> INPUT FOR THIS TASK:
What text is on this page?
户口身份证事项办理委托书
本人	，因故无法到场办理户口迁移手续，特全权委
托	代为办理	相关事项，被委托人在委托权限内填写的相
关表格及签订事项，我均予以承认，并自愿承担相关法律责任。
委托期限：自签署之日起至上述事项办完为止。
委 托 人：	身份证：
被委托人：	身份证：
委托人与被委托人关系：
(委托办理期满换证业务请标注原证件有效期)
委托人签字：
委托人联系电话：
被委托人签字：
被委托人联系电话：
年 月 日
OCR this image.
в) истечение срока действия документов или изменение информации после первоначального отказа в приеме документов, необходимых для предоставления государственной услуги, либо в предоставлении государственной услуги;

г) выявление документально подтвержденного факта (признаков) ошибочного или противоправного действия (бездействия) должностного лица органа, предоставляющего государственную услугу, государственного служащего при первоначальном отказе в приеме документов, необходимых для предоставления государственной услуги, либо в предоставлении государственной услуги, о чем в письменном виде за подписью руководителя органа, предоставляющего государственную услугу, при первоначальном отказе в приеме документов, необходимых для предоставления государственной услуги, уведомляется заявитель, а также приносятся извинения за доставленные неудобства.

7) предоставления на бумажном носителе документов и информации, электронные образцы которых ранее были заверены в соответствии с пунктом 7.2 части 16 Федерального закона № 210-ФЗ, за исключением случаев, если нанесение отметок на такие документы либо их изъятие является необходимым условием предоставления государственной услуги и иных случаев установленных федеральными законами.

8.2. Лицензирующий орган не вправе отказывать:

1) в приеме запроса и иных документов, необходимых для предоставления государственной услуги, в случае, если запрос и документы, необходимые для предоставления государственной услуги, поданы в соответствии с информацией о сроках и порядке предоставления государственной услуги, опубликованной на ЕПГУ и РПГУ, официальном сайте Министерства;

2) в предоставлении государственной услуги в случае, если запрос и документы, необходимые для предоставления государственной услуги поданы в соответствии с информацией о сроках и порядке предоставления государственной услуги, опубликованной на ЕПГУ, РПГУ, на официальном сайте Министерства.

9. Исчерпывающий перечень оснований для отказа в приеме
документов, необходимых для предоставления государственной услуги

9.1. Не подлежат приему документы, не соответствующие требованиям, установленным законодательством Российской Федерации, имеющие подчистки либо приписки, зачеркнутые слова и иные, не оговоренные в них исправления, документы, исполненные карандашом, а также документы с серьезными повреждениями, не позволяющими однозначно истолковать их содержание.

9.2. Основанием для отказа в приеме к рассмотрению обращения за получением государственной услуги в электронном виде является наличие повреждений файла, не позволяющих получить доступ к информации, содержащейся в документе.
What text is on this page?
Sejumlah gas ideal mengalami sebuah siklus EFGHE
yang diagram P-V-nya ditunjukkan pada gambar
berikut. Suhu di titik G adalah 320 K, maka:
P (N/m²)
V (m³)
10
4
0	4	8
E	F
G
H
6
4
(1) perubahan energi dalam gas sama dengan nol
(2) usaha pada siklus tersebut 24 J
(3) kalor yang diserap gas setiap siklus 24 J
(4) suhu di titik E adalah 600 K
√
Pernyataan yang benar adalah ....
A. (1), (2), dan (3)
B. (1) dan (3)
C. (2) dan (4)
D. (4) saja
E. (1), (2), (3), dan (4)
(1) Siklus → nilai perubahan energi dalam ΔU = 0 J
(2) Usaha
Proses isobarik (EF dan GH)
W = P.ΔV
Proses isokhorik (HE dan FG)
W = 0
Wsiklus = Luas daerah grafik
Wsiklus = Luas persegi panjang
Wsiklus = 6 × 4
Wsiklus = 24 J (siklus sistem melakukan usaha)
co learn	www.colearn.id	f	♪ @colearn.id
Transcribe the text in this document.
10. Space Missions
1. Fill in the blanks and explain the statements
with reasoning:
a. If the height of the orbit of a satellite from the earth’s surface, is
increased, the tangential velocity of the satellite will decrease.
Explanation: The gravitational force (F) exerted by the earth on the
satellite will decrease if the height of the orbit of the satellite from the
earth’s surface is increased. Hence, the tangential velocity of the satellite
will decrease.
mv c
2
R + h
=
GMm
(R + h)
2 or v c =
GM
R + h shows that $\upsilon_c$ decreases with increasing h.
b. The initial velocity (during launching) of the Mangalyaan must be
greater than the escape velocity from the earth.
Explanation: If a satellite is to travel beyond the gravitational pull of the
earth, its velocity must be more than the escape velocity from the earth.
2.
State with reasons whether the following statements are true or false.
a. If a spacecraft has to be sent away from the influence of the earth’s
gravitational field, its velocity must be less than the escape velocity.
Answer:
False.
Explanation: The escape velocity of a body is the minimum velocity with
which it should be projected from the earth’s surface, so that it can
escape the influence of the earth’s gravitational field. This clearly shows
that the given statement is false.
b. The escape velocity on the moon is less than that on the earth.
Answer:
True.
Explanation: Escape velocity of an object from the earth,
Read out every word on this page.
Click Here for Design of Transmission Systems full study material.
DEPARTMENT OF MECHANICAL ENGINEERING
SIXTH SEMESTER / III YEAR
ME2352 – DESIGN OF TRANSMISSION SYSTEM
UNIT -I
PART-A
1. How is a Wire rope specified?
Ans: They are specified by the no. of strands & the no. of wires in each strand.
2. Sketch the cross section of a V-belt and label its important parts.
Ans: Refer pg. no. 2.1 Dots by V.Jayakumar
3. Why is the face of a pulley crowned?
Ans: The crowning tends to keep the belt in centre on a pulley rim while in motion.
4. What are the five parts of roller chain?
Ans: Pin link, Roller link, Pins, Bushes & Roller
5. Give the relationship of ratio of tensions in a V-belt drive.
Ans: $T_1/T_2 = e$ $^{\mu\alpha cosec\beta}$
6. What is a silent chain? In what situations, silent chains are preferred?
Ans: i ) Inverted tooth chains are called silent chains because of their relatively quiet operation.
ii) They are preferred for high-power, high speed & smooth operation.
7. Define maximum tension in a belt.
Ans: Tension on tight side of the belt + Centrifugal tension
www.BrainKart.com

> EXERCISE OBJECTIVE: Using the listing above, please repeat every entry exactly.

> FULL RESPONSE:
What text is on this page?
户口身份证事项办理委托书
本人	，因故无法到场办理户口迁移手续，特全权委
托	代为办理	相关事项，被委托人在委托权限内填写的相
关表格及签订事项，我均予以承认，并自愿承担相关法律责任。
委托期限：自签署之日起至上述事项办完为止。
委 托 人：	身份证：
被委托人：	身份证：
委托人与被委托人关系：
(委托办理期满换证业务请标注原证件有效期)
委托人签字：
委托人联系电话：
被委托人签字：
被委托人联系电话：
年 月 日
OCR this image.
в) истечение срока действия документов или изменение информации после первоначального отказа в приеме документов, необходимых для предоставления государственной услуги, либо в предоставлении государственной услуги;

г) выявление документально подтвержденного факта (признаков) ошибочного или противоправного действия (бездействия) должностного лица органа, предоставляющего государственную услугу, государственного служащего при первоначальном отказе в приеме документов, необходимых для предоставления государственной услуги, либо в предоставлении государственной услуги, о чем в письменном виде за подписью руководителя органа, предоставляющего государственную услугу, при первоначальном отказе в приеме документов, необходимых для предоставления государственной услуги, уведомляется заявитель, а также приносятся извинения за доставленные неудобства.

7) предоставления на бумажном носителе документов и информации, электронные образцы которых ранее были заверены в соответствии с пунктом 7.2 части 16 Федерального закона № 210-ФЗ, за исключением случаев, если нанесение отметок на такие документы либо их изъятие является необходимым условием предоставления государственной услуги и иных случаев установленных федеральными законами.

8.2. Лицензирующий орган не вправе отказывать:

1) в приеме запроса и иных документов, необходимых для предоставления государственной услуги, в случае, если запрос и документы, необходимые для предоставления государственной услуги, поданы в соответствии с информацией о сроках и порядке предоставления государственной услуги, опубликованной на ЕПГУ и РПГУ, официальном сайте Министерства;

2) в предоставлении государственной услуги в случае, если запрос и документы, необходимые для предоставления государственной услуги поданы в соответствии с информацией о сроках и порядке предоставления государственной услуги, опубликованной на ЕПГУ, РПГУ, на официальном сайте Министерства.

9. Исчерпывающий перечень оснований для отказа в приеме
документов, необходимых для предоставления государственной услуги

9.1. Не подлежат приему документы, не соответствующие требованиям, установленным законодательством Российской Федерации, имеющие подчистки либо приписки, зачеркнутые слова и иные, не оговоренные в них исправления, документы, исполненные карандашом, а также документы с серьезными повреждениями, не позволяющими однозначно истолковать их содержание.

9.2. Основанием для отказа в приеме к рассмотрению обращения за получением государственной услуги в электронном виде является наличие повреждений файла, не позволяющих получить доступ к информации, содержащейся в документе.
What text is on this page?
Sejumlah gas ideal mengalami sebuah siklus EFGHE
yang diagram P-V-nya ditunjukkan pada gambar
berikut. Suhu di titik G adalah 320 K, maka:
P (N/m²)
V (m³)
10
4
0	4	8
E	F
G
H
6
4
(1) perubahan energi dalam gas sama dengan nol
(2) usaha pada siklus tersebut 24 J
(3) kalor yang diserap gas setiap siklus 24 J
(4) suhu di titik E adalah 600 K
√
Pernyataan yang benar adalah ....
A. (1), (2), dan (3)
B. (1) dan (3)
C. (2) dan (4)
D. (4) saja
E. (1), (2), (3), dan (4)
(1) Siklus → nilai perubahan energi dalam ΔU = 0 J
(2) Usaha
Proses isobarik (EF dan GH)
W = P.ΔV
Proses isokhorik (HE dan FG)
W = 0
Wsiklus = Luas daerah grafik
Wsiklus = Luas persegi panjang
Wsiklus = 6 × 4
Wsiklus = 24 J (siklus sistem melakukan usaha)
co learn	www.colearn.id	f	♪ @colearn.id
Transcribe the text in this document.
10. Space Missions
1. Fill in the blanks and explain the statements
with reasoning:
a. If the height of the orbit of a satellite from the earth’s surface, is
increased, the tangential velocity of the satellite will decrease.
Explanation: The gravitational force (F) exerted by the earth on the
satellite will decrease if the height of the orbit of the satellite from the
earth’s surface is increased. Hence, the tangential velocity of the satellite
will decrease.
mv c
2
R + h
=
GMm
(R + h)
2 or v c =
GM
R + h shows that $\upsilon_c$ decreases with increasing h.
b. The initial velocity (during launching) of the Mangalyaan must be
greater than the escape velocity from the earth.
Explanation: If a satellite is to travel beyond the gravitational pull of the
earth, its velocity must be more than the escape velocity from the earth.
2.
State with reasons whether the following statements are true or false.
a. If a spacecraft has to be sent away from the influence of the earth’s
gravitational field, its velocity must be less than the escape velocity.
Answer:
False.
Explanation: The escape velocity of a body is the minimum velocity with
which it should be projected from the earth’s surface, so that it can
escape the influence of the earth’s gravitational field. This clearly shows
that the given statement is false.
b. The escape velocity on the moon is less than that on the earth.
Answer:
True.
Explanation: Escape velocity of an object from the earth,
Read out every word on this page.
Click Here for Design of Transmission Systems full study material.
DEPARTMENT OF MECHANICAL ENGINEERING
SIXTH SEMESTER / III YEAR
ME2352 – DESIGN OF TRANSMISSION SYSTEM
UNIT -I
PART-A
1. How is a Wire rope specified?
Ans: They are specified by the no. of strands & the no. of wires in each strand.
2. Sketch the cross section of a V-belt and label its important parts.
Ans: Refer pg. no. 2.1 Dots by V.Jayakumar
3. Why is the face of a pulley crowned?
Ans: The crowning tends to keep the belt in centre on a pulley rim while in motion.
4. What are the five parts of roller chain?
Ans: Pin link, Roller link, Pins, Bushes & Roller
5. Give the relationship of ratio of tensions in a V-belt drive.
Ans: $T_1/T_2 = e$ $^{\mu\alpha cosec\beta}$
6. What is a silent chain? In what situations, silent chains are preferred?
Ans: i ) Inverted tooth chains are called silent chains because of their relatively quiet operation.
ii) They are preferred for high-power, high speed & smooth operation.
7. Define maximum tension in a belt.
Ans: Tension on tight side of the belt + Centrifugal tension
www.BrainKart.com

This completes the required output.